Direction: Locate the lines where "color" occurs and copy them as they stand.

►

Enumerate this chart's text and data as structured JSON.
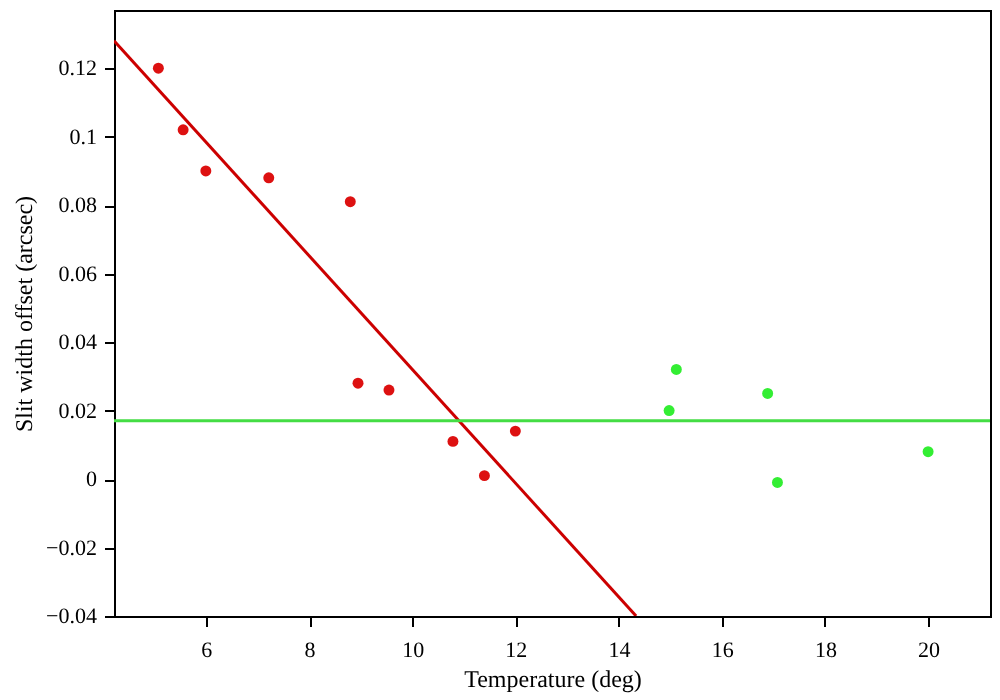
{
  "chart_data": {
    "type": "scatter",
    "xlabel": "Temperature (deg)",
    "ylabel": "Slit width offset (arcsec)",
    "xlim": [
      4.22,
      21.2
    ],
    "xticks": [
      6,
      8,
      10,
      12,
      14,
      16,
      18,
      20
    ],
    "ylim": [
      -0.04,
      0.137
    ],
    "yticks": [
      -0.04,
      -0.02,
      0,
      0.02,
      0.04,
      0.06,
      0.08,
      0.1,
      0.12
    ],
    "grid": false,
    "marker": "circle",
    "series": [
      {
        "color": "#dd1111",
        "x": [
          5.08,
          5.56,
          6.0,
          7.22,
          8.8,
          8.95,
          9.55,
          10.79,
          11.4,
          12.0
        ],
        "values": [
          0.12,
          0.102,
          0.09,
          0.088,
          0.081,
          0.028,
          0.026,
          0.011,
          0.001,
          0.014
        ]
      },
      {
        "color": "#33ee33",
        "x": [
          14.98,
          15.12,
          16.89,
          17.08,
          20.0
        ],
        "values": [
          0.02,
          0.032,
          0.025,
          -0.001,
          0.008
        ]
      },
      {
        "type": "line",
        "marker": "none",
        "color": "#cc0000",
        "x": [
          4.22,
          14.34
        ],
        "values": [
          0.128,
          -0.04
        ]
      },
      {
        "type": "line",
        "marker": "none",
        "color": "#44dd44",
        "x": [
          4.22,
          21.2
        ],
        "values": [
          0.017,
          0.017
        ]
      }
    ]
  }
}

◄

Response to the exercise:
        "color": "#dd1111",
        "color": "#33ee33",
        "color": "#cc0000",
        "color": "#44dd44",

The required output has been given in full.